**Task:** Here are some records. Copy each one exactly.

Items from a dataset
____________

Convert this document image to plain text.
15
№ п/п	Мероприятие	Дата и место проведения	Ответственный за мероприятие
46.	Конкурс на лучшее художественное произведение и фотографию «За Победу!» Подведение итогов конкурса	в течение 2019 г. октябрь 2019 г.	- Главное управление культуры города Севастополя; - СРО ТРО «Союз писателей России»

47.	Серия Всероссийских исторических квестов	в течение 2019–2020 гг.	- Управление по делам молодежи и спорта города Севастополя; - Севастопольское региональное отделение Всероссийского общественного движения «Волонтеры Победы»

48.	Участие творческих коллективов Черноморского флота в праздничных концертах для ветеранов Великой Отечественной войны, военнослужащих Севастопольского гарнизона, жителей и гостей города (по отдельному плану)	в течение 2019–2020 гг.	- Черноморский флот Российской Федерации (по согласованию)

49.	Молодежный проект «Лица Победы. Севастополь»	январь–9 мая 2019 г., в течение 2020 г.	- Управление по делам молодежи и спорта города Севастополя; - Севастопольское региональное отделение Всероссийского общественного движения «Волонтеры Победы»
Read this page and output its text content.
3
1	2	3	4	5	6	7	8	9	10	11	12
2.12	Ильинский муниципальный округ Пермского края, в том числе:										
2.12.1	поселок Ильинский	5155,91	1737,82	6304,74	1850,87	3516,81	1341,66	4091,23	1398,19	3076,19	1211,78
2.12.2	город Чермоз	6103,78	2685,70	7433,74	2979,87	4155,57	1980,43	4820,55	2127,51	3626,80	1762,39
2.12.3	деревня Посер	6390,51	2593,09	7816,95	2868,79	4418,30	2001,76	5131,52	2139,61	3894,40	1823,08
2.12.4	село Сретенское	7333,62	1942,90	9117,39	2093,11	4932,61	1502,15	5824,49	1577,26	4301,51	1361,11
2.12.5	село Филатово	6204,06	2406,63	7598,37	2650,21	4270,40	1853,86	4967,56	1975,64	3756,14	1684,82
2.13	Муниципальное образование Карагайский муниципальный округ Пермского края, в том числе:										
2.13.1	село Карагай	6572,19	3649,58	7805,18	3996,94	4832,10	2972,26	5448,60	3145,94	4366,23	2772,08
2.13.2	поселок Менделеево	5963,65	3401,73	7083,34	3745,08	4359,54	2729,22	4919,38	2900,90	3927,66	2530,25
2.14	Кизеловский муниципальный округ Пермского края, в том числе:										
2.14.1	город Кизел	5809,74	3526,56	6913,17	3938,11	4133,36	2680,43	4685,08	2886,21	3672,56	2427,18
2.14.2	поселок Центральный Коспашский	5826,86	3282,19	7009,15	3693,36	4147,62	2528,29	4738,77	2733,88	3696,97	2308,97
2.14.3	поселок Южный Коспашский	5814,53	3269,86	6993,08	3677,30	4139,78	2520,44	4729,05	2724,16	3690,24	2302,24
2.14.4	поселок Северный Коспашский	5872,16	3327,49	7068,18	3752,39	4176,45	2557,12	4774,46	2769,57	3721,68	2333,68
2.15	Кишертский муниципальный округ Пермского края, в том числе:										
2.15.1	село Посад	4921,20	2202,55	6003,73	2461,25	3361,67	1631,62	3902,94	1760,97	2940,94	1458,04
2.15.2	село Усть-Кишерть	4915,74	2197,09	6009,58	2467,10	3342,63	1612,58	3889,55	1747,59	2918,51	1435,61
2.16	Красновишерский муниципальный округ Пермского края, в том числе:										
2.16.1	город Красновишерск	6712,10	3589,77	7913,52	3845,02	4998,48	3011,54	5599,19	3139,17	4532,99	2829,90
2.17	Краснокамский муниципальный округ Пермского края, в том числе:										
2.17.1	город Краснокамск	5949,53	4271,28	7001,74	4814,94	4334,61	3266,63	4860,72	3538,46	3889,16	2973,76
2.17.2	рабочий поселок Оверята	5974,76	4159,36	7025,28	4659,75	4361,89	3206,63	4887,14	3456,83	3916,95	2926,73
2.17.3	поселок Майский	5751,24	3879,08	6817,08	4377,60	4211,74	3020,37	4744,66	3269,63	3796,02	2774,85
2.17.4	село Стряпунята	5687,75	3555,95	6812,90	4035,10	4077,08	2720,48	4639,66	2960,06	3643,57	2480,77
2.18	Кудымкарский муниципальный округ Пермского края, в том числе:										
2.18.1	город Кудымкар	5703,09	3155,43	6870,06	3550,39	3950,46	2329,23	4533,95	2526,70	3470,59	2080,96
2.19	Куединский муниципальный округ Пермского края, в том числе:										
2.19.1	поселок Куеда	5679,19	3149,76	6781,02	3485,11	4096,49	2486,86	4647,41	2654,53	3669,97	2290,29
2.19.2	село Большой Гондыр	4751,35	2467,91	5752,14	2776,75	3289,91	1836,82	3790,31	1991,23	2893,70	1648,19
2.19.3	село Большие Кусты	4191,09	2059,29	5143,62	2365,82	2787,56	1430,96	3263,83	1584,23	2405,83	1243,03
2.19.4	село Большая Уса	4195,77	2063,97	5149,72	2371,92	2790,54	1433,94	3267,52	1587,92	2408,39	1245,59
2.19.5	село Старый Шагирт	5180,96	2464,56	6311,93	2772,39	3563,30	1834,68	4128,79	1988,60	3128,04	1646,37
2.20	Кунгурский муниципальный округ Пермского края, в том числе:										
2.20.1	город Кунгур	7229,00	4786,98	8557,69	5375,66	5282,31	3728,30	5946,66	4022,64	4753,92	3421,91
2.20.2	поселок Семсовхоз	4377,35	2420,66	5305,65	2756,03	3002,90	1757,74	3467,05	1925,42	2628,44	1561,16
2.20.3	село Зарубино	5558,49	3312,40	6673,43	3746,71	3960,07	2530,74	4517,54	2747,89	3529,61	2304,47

____________

**Final answer:**
Convert this document image to plain text.
15
№ п/п	Мероприятие	Дата и место проведения	Ответственный за мероприятие
46.	Конкурс на лучшее художественное произведение и фотографию «За Победу!» Подведение итогов конкурса	в течение 2019 г. октябрь 2019 г.	- Главное управление культуры города Севастополя; - СРО ТРО «Союз писателей России»

47.	Серия Всероссийских исторических квестов	в течение 2019–2020 гг.	- Управление по делам молодежи и спорта города Севастополя; - Севастопольское региональное отделение Всероссийского общественного движения «Волонтеры Победы»

48.	Участие творческих коллективов Черноморского флота в праздничных концертах для ветеранов Великой Отечественной войны, военнослужащих Севастопольского гарнизона, жителей и гостей города (по отдельному плану)	в течение 2019–2020 гг.	- Черноморский флот Российской Федерации (по согласованию)

49.	Молодежный проект «Лица Победы. Севастополь»	январь–9 мая 2019 г., в течение 2020 г.	- Управление по делам молодежи и спорта города Севастополя; - Севастопольское региональное отделение Всероссийского общественного движения «Волонтеры Победы»
Read this page and output its text content.
3
1	2	3	4	5	6	7	8	9	10	11	12
2.12	Ильинский муниципальный округ Пермского края, в том числе:										
2.12.1	поселок Ильинский	5155,91	1737,82	6304,74	1850,87	3516,81	1341,66	4091,23	1398,19	3076,19	1211,78
2.12.2	город Чермоз	6103,78	2685,70	7433,74	2979,87	4155,57	1980,43	4820,55	2127,51	3626,80	1762,39
2.12.3	деревня Посер	6390,51	2593,09	7816,95	2868,79	4418,30	2001,76	5131,52	2139,61	3894,40	1823,08
2.12.4	село Сретенское	7333,62	1942,90	9117,39	2093,11	4932,61	1502,15	5824,49	1577,26	4301,51	1361,11
2.12.5	село Филатово	6204,06	2406,63	7598,37	2650,21	4270,40	1853,86	4967,56	1975,64	3756,14	1684,82
2.13	Муниципальное образование Карагайский муниципальный округ Пермского края, в том числе:										
2.13.1	село Карагай	6572,19	3649,58	7805,18	3996,94	4832,10	2972,26	5448,60	3145,94	4366,23	2772,08
2.13.2	поселок Менделеево	5963,65	3401,73	7083,34	3745,08	4359,54	2729,22	4919,38	2900,90	3927,66	2530,25
2.14	Кизеловский муниципальный округ Пермского края, в том числе:										
2.14.1	город Кизел	5809,74	3526,56	6913,17	3938,11	4133,36	2680,43	4685,08	2886,21	3672,56	2427,18
2.14.2	поселок Центральный Коспашский	5826,86	3282,19	7009,15	3693,36	4147,62	2528,29	4738,77	2733,88	3696,97	2308,97
2.14.3	поселок Южный Коспашский	5814,53	3269,86	6993,08	3677,30	4139,78	2520,44	4729,05	2724,16	3690,24	2302,24
2.14.4	поселок Северный Коспашский	5872,16	3327,49	7068,18	3752,39	4176,45	2557,12	4774,46	2769,57	3721,68	2333,68
2.15	Кишертский муниципальный округ Пермского края, в том числе:										
2.15.1	село Посад	4921,20	2202,55	6003,73	2461,25	3361,67	1631,62	3902,94	1760,97	2940,94	1458,04
2.15.2	село Усть-Кишерть	4915,74	2197,09	6009,58	2467,10	3342,63	1612,58	3889,55	1747,59	2918,51	1435,61
2.16	Красновишерский муниципальный округ Пермского края, в том числе:										
2.16.1	город Красновишерск	6712,10	3589,77	7913,52	3845,02	4998,48	3011,54	5599,19	3139,17	4532,99	2829,90
2.17	Краснокамский муниципальный округ Пермского края, в том числе:										
2.17.1	город Краснокамск	5949,53	4271,28	7001,74	4814,94	4334,61	3266,63	4860,72	3538,46	3889,16	2973,76
2.17.2	рабочий поселок Оверята	5974,76	4159,36	7025,28	4659,75	4361,89	3206,63	4887,14	3456,83	3916,95	2926,73
2.17.3	поселок Майский	5751,24	3879,08	6817,08	4377,60	4211,74	3020,37	4744,66	3269,63	3796,02	2774,85
2.17.4	село Стряпунята	5687,75	3555,95	6812,90	4035,10	4077,08	2720,48	4639,66	2960,06	3643,57	2480,77
2.18	Кудымкарский муниципальный округ Пермского края, в том числе:										
2.18.1	город Кудымкар	5703,09	3155,43	6870,06	3550,39	3950,46	2329,23	4533,95	2526,70	3470,59	2080,96
2.19	Куединский муниципальный округ Пермского края, в том числе:										
2.19.1	поселок Куеда	5679,19	3149,76	6781,02	3485,11	4096,49	2486,86	4647,41	2654,53	3669,97	2290,29
2.19.2	село Большой Гондыр	4751,35	2467,91	5752,14	2776,75	3289,91	1836,82	3790,31	1991,23	2893,70	1648,19
2.19.3	село Большие Кусты	4191,09	2059,29	5143,62	2365,82	2787,56	1430,96	3263,83	1584,23	2405,83	1243,03
2.19.4	село Большая Уса	4195,77	2063,97	5149,72	2371,92	2790,54	1433,94	3267,52	1587,92	2408,39	1245,59
2.19.5	село Старый Шагирт	5180,96	2464,56	6311,93	2772,39	3563,30	1834,68	4128,79	1988,60	3128,04	1646,37
2.20	Кунгурский муниципальный округ Пермского края, в том числе:										
2.20.1	город Кунгур	7229,00	4786,98	8557,69	5375,66	5282,31	3728,30	5946,66	4022,64	4753,92	3421,91
2.20.2	поселок Семсовхоз	4377,35	2420,66	5305,65	2756,03	3002,90	1757,74	3467,05	1925,42	2628,44	1561,16
2.20.3	село Зарубино	5558,49	3312,40	6673,43	3746,71	3960,07	2530,74	4517,54	2747,89	3529,61	2304,47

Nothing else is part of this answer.